§ INPUT:
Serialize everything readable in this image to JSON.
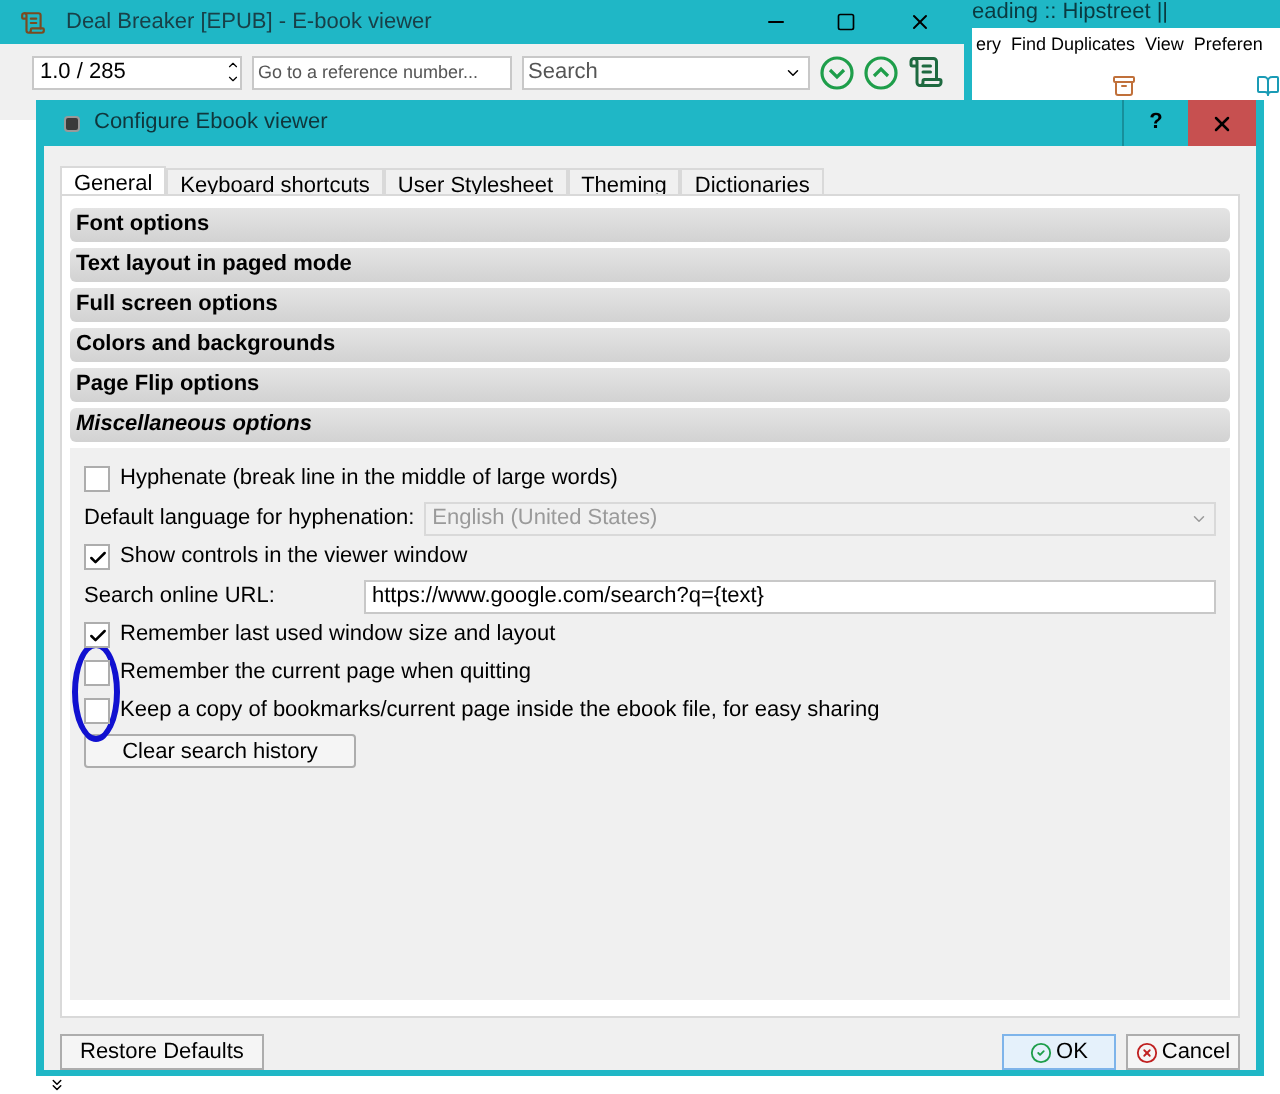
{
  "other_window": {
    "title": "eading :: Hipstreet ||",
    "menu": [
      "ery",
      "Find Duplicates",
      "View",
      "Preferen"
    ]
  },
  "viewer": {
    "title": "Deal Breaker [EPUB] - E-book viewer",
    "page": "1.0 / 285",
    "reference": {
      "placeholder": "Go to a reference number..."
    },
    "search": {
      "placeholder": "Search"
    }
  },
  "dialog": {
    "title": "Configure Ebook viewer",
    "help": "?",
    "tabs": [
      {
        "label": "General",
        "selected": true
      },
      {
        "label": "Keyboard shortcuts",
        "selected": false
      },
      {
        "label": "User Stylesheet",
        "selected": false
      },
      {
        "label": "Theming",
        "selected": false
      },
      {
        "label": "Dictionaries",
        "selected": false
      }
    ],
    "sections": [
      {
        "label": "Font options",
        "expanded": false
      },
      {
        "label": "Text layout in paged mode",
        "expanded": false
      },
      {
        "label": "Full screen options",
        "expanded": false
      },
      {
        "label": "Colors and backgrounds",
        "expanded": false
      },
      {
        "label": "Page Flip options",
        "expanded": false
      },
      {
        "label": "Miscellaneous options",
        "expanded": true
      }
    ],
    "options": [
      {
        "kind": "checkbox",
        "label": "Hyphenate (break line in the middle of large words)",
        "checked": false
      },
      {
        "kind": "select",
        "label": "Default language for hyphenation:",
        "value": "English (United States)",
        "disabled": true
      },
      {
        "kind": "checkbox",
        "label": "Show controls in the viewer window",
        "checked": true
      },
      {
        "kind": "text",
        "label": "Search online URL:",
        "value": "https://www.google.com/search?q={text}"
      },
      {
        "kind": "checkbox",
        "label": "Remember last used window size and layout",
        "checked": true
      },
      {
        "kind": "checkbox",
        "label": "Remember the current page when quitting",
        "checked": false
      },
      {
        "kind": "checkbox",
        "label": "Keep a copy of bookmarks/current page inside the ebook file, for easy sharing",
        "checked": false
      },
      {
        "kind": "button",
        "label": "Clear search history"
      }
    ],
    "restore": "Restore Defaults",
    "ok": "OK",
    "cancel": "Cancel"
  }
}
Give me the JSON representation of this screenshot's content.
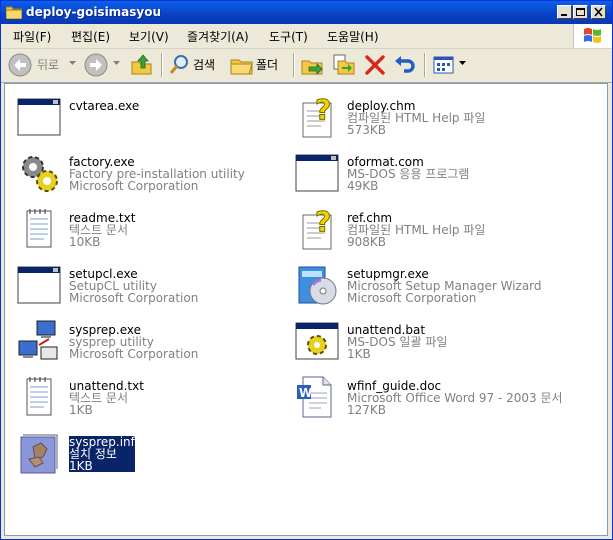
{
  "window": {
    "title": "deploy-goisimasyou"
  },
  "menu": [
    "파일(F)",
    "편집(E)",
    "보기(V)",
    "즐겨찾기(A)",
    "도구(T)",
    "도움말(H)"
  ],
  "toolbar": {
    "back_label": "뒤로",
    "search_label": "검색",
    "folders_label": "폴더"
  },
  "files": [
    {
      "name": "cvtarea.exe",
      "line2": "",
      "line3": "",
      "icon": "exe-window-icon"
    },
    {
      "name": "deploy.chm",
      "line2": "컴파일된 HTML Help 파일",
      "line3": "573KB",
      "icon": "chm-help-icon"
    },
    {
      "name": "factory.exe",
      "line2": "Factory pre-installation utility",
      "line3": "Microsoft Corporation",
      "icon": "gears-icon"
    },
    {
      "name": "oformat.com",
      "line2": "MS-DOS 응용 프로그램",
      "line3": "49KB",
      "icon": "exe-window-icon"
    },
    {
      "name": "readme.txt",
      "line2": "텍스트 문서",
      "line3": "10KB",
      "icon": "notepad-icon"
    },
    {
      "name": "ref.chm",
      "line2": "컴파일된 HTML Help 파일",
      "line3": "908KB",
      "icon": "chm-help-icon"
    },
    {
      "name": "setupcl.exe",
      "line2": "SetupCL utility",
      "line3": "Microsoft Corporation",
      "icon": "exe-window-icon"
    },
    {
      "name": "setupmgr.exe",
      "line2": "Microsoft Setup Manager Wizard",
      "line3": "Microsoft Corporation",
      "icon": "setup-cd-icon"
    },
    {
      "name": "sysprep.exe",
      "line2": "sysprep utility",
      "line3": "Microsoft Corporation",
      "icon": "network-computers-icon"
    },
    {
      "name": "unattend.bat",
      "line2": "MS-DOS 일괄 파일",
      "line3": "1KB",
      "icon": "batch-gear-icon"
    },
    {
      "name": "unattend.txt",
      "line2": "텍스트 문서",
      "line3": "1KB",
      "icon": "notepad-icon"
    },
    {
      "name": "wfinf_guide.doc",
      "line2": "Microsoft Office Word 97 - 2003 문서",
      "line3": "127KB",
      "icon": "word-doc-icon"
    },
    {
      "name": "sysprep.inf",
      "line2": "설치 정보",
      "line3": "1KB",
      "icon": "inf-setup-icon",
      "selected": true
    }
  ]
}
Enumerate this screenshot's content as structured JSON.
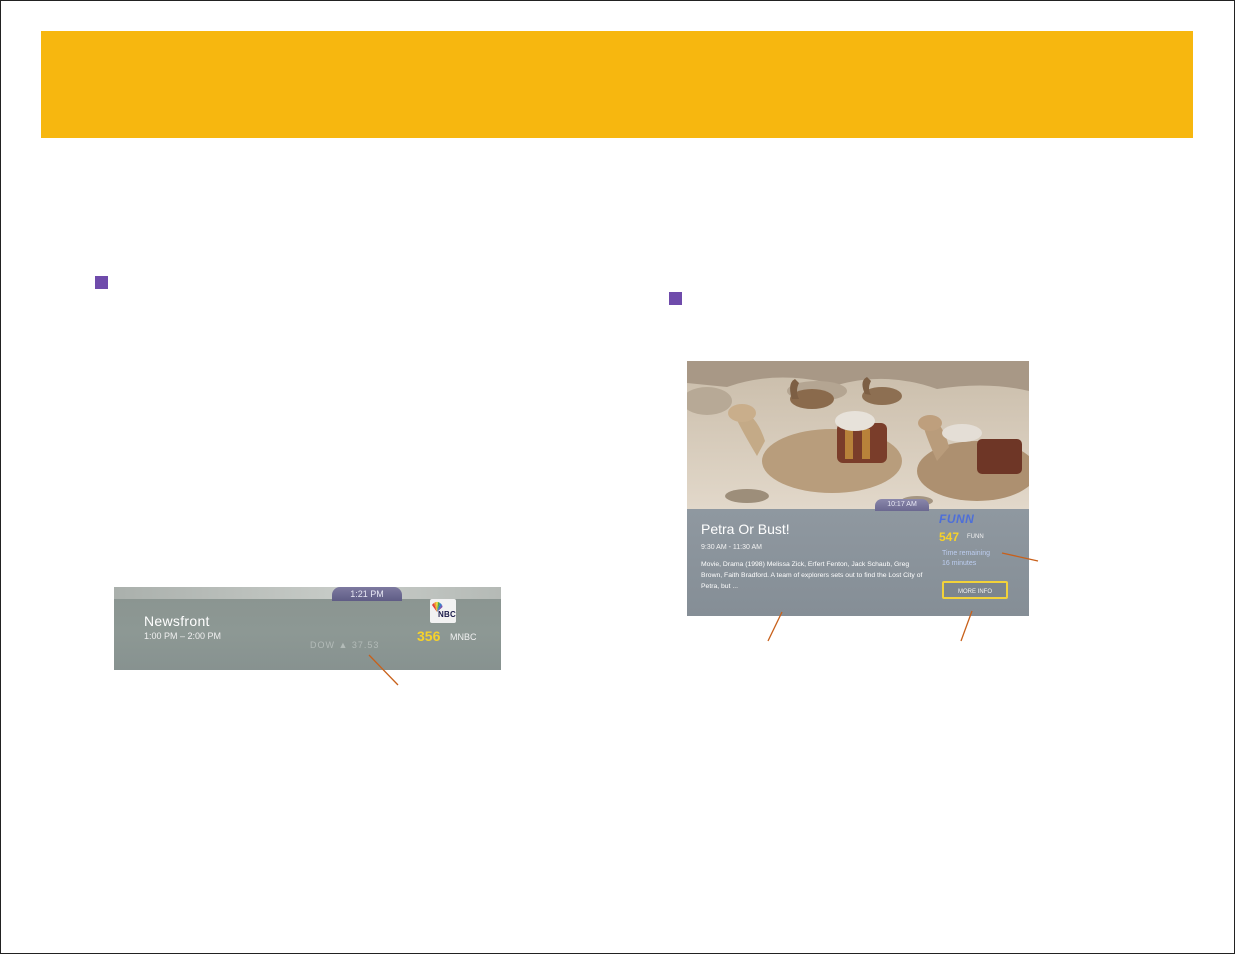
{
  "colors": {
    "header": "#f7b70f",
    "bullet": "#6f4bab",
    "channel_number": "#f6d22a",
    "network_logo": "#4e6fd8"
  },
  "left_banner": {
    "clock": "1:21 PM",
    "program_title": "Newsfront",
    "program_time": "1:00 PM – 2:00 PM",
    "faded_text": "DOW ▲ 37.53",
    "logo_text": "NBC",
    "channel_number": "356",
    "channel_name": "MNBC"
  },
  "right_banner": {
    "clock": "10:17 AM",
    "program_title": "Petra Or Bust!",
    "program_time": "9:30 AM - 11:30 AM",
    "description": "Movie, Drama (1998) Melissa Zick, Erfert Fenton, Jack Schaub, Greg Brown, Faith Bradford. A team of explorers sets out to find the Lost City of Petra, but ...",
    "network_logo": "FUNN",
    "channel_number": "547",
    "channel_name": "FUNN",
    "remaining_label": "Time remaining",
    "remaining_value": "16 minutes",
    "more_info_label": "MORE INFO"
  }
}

§ PROBLEM TO WORK ON: Your answer should be one number: how many lines in the material above contain the string "screenshot".

§ FULL ANSWER: 2